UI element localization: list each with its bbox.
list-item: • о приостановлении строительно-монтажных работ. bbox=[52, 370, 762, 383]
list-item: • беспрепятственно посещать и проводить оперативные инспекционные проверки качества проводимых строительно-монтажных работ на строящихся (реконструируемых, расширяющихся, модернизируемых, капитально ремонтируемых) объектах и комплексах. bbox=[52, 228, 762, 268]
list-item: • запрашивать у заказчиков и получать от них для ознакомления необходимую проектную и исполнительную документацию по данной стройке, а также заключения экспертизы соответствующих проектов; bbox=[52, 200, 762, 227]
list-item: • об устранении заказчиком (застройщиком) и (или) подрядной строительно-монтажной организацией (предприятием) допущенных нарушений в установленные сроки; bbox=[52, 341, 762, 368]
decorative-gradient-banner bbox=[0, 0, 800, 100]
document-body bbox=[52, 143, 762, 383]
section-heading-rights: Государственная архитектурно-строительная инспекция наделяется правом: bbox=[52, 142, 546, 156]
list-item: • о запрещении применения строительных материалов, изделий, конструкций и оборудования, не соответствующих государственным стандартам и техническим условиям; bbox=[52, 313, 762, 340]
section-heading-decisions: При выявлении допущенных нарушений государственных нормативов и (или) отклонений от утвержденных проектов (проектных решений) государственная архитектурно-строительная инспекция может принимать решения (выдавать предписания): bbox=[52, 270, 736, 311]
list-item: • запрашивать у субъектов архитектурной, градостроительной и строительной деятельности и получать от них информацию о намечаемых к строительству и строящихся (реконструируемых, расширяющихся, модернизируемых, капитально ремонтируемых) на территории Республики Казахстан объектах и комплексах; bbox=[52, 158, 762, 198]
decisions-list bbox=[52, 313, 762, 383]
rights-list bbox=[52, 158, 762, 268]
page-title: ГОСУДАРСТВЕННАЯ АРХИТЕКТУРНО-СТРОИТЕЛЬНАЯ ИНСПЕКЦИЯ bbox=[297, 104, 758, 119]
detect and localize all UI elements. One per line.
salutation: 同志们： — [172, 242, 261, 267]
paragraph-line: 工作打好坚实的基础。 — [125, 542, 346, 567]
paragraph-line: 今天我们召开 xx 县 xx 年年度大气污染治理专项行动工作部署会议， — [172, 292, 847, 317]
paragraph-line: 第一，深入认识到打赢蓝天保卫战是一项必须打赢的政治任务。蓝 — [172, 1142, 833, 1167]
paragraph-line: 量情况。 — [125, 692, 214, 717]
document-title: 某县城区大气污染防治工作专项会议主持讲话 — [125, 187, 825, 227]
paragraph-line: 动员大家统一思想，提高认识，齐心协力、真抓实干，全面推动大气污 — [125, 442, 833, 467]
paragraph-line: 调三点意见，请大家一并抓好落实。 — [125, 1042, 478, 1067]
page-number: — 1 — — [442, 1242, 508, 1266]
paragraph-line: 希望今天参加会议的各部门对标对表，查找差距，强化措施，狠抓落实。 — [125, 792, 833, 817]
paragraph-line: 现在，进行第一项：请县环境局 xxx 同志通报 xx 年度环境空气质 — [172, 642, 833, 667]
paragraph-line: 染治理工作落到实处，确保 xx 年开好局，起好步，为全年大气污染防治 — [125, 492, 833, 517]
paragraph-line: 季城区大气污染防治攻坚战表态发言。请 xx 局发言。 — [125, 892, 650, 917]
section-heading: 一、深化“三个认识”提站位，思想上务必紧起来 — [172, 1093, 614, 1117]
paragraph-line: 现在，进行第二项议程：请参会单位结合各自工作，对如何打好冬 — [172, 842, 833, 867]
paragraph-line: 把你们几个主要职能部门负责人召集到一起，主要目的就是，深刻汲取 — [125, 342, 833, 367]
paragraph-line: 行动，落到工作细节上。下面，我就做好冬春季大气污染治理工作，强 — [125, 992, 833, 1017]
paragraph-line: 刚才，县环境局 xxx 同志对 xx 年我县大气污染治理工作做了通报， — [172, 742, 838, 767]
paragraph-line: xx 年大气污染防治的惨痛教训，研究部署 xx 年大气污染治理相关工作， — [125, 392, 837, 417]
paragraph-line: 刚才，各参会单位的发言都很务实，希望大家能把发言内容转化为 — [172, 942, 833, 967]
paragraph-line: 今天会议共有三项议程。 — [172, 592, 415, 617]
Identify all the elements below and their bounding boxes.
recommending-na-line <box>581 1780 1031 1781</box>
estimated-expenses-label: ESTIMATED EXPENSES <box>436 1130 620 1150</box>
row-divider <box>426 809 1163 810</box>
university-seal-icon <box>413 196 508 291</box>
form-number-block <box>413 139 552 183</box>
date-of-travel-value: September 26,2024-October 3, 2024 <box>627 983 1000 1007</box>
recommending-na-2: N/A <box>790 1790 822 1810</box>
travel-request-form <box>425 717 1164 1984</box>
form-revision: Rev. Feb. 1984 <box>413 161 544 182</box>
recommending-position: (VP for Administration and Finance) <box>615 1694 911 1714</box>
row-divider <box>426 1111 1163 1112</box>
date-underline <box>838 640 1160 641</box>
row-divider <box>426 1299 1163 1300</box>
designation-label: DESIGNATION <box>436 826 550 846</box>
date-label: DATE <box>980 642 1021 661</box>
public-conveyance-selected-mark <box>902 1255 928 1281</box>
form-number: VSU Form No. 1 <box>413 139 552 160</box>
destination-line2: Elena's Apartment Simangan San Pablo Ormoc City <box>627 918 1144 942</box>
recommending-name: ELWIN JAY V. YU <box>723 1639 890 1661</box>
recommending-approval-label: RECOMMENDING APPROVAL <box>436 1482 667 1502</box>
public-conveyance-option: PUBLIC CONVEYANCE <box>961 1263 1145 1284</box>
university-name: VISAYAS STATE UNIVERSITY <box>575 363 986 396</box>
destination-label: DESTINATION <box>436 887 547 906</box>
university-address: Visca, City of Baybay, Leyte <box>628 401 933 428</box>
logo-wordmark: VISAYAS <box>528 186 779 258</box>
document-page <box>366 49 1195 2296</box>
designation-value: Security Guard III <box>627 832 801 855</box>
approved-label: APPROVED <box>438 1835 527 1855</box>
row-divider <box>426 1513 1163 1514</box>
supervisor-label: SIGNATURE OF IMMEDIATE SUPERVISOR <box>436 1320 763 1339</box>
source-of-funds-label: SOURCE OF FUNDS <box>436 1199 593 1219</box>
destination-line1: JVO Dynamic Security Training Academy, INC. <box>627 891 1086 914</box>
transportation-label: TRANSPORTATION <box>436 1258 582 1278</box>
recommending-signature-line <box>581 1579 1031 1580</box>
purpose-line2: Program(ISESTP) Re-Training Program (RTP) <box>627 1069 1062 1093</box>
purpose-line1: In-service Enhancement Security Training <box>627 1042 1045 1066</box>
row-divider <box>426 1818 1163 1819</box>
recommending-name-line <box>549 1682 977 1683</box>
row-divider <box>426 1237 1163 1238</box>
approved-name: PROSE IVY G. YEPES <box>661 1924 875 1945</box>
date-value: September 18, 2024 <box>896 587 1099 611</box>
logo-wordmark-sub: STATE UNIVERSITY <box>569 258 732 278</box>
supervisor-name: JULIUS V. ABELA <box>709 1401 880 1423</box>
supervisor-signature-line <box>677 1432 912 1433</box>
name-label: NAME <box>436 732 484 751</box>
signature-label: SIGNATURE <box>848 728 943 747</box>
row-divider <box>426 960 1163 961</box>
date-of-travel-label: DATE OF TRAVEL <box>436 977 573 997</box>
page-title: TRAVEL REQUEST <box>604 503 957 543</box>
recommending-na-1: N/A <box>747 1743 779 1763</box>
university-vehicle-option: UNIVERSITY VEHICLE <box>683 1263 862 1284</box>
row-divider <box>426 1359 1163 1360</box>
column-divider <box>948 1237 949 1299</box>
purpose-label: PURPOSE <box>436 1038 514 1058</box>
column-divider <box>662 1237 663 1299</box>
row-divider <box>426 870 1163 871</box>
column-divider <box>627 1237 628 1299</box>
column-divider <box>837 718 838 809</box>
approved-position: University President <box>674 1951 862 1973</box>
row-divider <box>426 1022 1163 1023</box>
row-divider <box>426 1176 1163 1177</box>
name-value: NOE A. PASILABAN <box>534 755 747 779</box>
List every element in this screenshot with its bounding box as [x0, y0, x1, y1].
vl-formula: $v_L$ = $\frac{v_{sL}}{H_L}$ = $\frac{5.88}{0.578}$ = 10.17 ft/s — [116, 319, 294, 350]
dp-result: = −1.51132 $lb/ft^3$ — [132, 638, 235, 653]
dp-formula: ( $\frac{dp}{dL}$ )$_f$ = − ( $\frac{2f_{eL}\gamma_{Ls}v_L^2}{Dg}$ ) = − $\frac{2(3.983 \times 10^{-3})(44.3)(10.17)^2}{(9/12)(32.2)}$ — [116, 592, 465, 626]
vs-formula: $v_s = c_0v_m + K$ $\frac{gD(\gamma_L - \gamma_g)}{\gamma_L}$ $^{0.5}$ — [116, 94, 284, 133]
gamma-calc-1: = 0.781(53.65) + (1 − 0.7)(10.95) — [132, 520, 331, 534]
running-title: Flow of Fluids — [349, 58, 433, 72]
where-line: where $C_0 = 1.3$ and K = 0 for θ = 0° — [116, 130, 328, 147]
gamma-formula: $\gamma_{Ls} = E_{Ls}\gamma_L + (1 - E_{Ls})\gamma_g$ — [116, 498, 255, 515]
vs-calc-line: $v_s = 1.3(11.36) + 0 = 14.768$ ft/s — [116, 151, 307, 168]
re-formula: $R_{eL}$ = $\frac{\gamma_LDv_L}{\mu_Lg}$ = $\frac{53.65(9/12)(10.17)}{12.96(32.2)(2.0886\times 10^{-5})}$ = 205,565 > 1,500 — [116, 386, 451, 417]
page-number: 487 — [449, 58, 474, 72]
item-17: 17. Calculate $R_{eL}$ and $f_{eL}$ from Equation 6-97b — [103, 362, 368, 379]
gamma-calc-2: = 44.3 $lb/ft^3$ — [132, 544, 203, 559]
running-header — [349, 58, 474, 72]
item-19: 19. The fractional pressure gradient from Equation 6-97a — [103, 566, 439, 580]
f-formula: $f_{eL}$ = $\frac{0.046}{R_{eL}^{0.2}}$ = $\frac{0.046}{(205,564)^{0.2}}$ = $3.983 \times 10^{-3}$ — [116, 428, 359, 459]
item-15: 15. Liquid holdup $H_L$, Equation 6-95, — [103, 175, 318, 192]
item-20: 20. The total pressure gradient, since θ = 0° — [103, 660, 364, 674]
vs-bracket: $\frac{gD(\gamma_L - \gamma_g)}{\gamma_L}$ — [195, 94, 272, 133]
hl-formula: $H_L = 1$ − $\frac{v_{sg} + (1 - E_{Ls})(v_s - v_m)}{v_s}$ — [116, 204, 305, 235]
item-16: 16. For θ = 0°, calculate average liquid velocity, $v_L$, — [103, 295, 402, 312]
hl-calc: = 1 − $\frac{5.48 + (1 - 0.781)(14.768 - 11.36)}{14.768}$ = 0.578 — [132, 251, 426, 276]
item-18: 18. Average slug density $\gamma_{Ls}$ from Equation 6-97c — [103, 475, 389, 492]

□ □ □ □ □ □ □

● TO BE DONE:
Return each line from the entries above that contains the string "with".

● CORRECT RESULT:
UI element localization: list each with its bbox.
List every element in this screenshot with its bounding box as [x0, y0, x1, y1].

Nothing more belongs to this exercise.